#### What to work on:
Reproduce all the lines exactly as they stand, apart from the pictures.

#### Data supplied:
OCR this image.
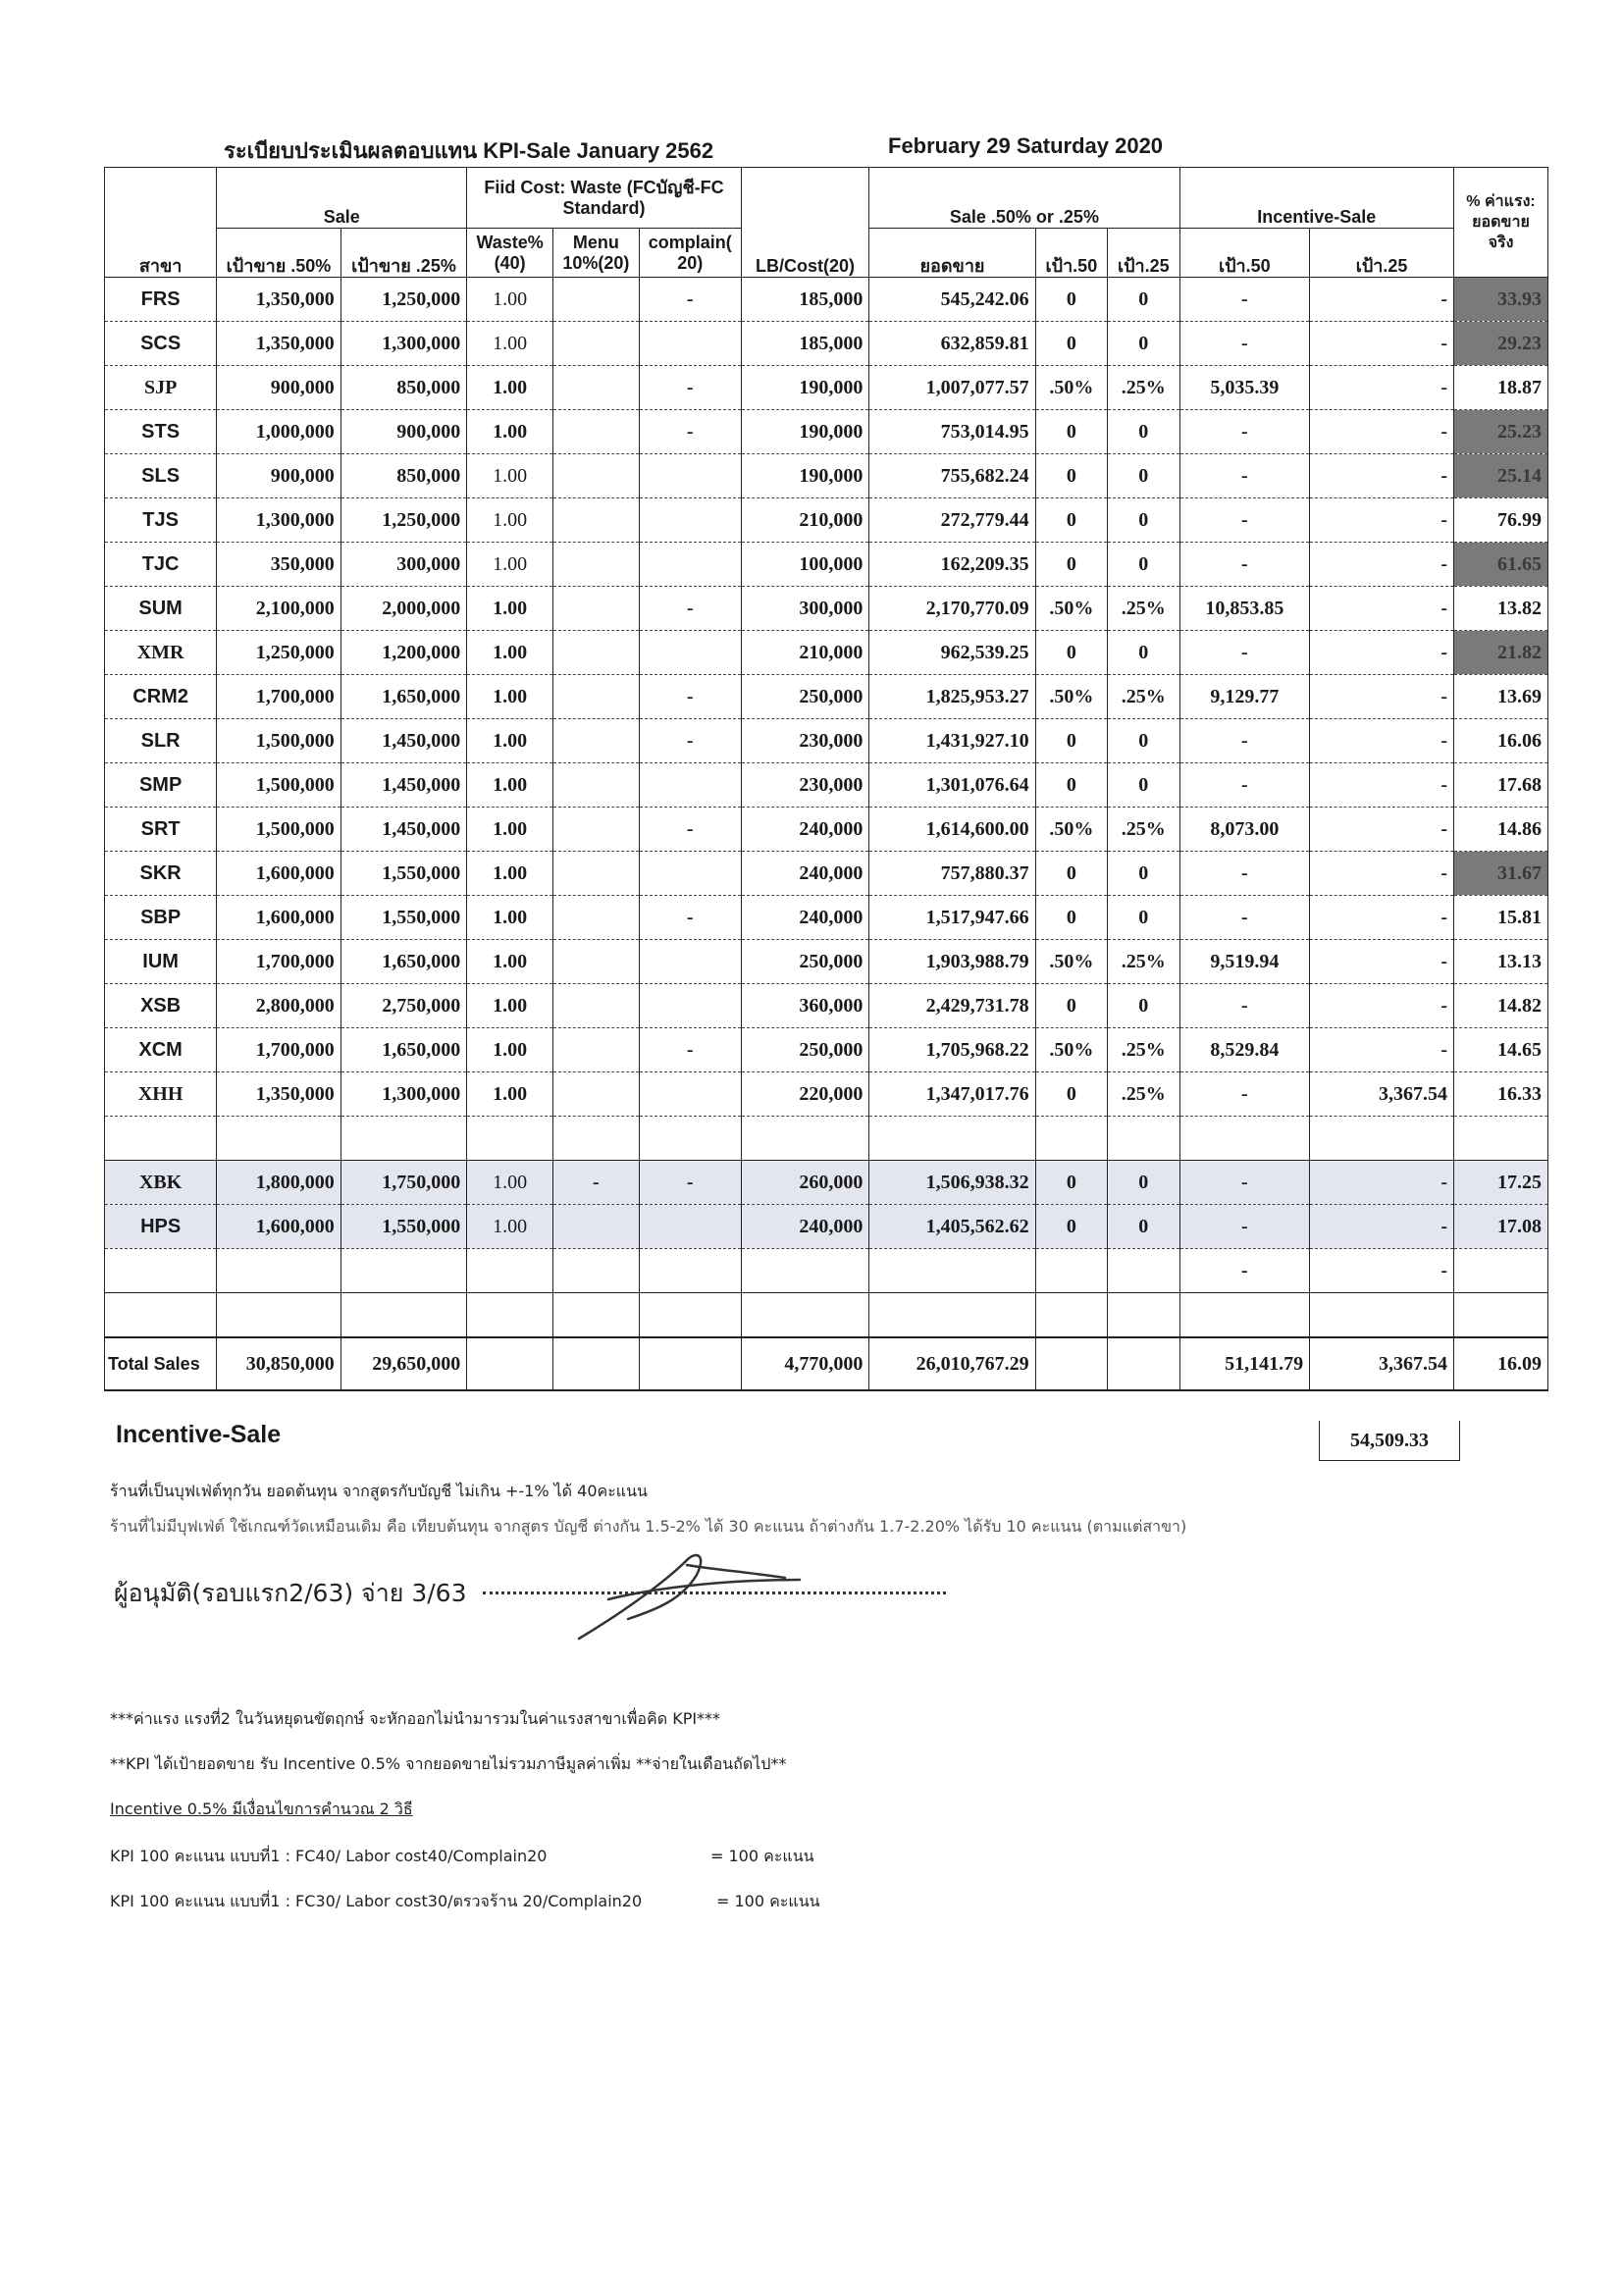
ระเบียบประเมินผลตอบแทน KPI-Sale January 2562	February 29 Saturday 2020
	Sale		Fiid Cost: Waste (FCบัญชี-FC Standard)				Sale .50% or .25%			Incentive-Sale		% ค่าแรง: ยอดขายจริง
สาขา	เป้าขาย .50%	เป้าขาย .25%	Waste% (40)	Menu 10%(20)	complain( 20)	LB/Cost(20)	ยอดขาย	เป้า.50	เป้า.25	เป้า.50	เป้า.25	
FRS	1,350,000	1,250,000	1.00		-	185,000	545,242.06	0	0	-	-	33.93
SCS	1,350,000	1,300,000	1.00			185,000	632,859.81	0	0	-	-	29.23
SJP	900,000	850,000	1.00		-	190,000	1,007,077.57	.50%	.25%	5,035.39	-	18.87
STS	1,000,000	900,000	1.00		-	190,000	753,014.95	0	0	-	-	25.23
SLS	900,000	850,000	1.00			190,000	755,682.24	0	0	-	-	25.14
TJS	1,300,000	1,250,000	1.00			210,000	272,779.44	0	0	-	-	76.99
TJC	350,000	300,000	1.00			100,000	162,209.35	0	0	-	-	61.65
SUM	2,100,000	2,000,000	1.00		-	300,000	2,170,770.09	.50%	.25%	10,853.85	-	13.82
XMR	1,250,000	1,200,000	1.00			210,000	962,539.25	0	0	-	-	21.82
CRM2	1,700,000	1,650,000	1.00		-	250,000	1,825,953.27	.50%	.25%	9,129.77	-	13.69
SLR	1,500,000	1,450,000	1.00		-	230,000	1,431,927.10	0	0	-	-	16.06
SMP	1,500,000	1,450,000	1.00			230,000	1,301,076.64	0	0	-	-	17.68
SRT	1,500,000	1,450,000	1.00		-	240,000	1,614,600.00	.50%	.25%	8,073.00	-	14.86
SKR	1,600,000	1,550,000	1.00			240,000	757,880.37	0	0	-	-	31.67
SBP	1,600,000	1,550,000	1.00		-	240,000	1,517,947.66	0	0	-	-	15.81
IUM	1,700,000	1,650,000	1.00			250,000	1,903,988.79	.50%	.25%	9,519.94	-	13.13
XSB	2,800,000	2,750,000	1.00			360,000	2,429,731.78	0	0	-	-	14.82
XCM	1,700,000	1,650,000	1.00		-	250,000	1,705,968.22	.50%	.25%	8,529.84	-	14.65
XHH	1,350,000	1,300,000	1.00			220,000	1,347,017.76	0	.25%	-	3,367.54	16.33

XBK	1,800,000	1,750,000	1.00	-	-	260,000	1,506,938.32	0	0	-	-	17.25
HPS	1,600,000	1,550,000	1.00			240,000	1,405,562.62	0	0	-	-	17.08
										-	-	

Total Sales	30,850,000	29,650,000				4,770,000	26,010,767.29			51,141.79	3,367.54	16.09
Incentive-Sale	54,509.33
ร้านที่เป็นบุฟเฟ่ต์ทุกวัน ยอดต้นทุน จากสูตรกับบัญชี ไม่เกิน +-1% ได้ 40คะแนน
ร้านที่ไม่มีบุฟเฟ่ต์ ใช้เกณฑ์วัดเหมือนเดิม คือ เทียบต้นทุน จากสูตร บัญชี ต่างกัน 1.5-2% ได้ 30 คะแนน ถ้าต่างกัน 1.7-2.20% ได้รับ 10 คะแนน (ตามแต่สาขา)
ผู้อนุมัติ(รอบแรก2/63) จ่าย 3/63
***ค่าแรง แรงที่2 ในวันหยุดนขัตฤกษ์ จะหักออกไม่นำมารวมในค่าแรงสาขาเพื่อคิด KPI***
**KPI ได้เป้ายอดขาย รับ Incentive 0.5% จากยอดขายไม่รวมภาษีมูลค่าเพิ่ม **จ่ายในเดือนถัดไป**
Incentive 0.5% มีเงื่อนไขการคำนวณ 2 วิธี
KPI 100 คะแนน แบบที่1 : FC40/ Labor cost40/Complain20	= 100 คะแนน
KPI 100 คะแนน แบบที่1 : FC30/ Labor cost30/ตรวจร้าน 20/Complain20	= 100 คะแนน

#### Output for this task:
OCR this image.
ระเบียบประเมินผลตอบแทน KPI-Sale January 2562	February 29 Saturday 2020
	Sale		Fiid Cost: Waste (FCบัญชี-FC Standard)				Sale .50% or .25%			Incentive-Sale		% ค่าแรง: ยอดขายจริง
สาขา	เป้าขาย .50%	เป้าขาย .25%	Waste% (40)	Menu 10%(20)	complain( 20)	LB/Cost(20)	ยอดขาย	เป้า.50	เป้า.25	เป้า.50	เป้า.25	
FRS	1,350,000	1,250,000	1.00		-	185,000	545,242.06	0	0	-	-	33.93
SCS	1,350,000	1,300,000	1.00			185,000	632,859.81	0	0	-	-	29.23
SJP	900,000	850,000	1.00		-	190,000	1,007,077.57	.50%	.25%	5,035.39	-	18.87
STS	1,000,000	900,000	1.00		-	190,000	753,014.95	0	0	-	-	25.23
SLS	900,000	850,000	1.00			190,000	755,682.24	0	0	-	-	25.14
TJS	1,300,000	1,250,000	1.00			210,000	272,779.44	0	0	-	-	76.99
TJC	350,000	300,000	1.00			100,000	162,209.35	0	0	-	-	61.65
SUM	2,100,000	2,000,000	1.00		-	300,000	2,170,770.09	.50%	.25%	10,853.85	-	13.82
XMR	1,250,000	1,200,000	1.00			210,000	962,539.25	0	0	-	-	21.82
CRM2	1,700,000	1,650,000	1.00		-	250,000	1,825,953.27	.50%	.25%	9,129.77	-	13.69
SLR	1,500,000	1,450,000	1.00		-	230,000	1,431,927.10	0	0	-	-	16.06
SMP	1,500,000	1,450,000	1.00			230,000	1,301,076.64	0	0	-	-	17.68
SRT	1,500,000	1,450,000	1.00		-	240,000	1,614,600.00	.50%	.25%	8,073.00	-	14.86
SKR	1,600,000	1,550,000	1.00			240,000	757,880.37	0	0	-	-	31.67
SBP	1,600,000	1,550,000	1.00		-	240,000	1,517,947.66	0	0	-	-	15.81
IUM	1,700,000	1,650,000	1.00			250,000	1,903,988.79	.50%	.25%	9,519.94	-	13.13
XSB	2,800,000	2,750,000	1.00			360,000	2,429,731.78	0	0	-	-	14.82
XCM	1,700,000	1,650,000	1.00		-	250,000	1,705,968.22	.50%	.25%	8,529.84	-	14.65
XHH	1,350,000	1,300,000	1.00			220,000	1,347,017.76	0	.25%	-	3,367.54	16.33

XBK	1,800,000	1,750,000	1.00	-	-	260,000	1,506,938.32	0	0	-	-	17.25
HPS	1,600,000	1,550,000	1.00			240,000	1,405,562.62	0	0	-	-	17.08
										-	-	

Total Sales	30,850,000	29,650,000				4,770,000	26,010,767.29			51,141.79	3,367.54	16.09
Incentive-Sale	54,509.33
ร้านที่เป็นบุฟเฟ่ต์ทุกวัน ยอดต้นทุน จากสูตรกับบัญชี ไม่เกิน +-1% ได้ 40คะแนน
ร้านที่ไม่มีบุฟเฟ่ต์ ใช้เกณฑ์วัดเหมือนเดิม คือ เทียบต้นทุน จากสูตร บัญชี ต่างกัน 1.5-2% ได้ 30 คะแนน ถ้าต่างกัน 1.7-2.20% ได้รับ 10 คะแนน (ตามแต่สาขา)
ผู้อนุมัติ(รอบแรก2/63) จ่าย 3/63
***ค่าแรง แรงที่2 ในวันหยุดนขัตฤกษ์ จะหักออกไม่นำมารวมในค่าแรงสาขาเพื่อคิด KPI***
**KPI ได้เป้ายอดขาย รับ Incentive 0.5% จากยอดขายไม่รวมภาษีมูลค่าเพิ่ม **จ่ายในเดือนถัดไป**
Incentive 0.5% มีเงื่อนไขการคำนวณ 2 วิธี
KPI 100 คะแนน แบบที่1 : FC40/ Labor cost40/Complain20	= 100 คะแนน
KPI 100 คะแนน แบบที่1 : FC30/ Labor cost30/ตรวจร้าน 20/Complain20	= 100 คะแนน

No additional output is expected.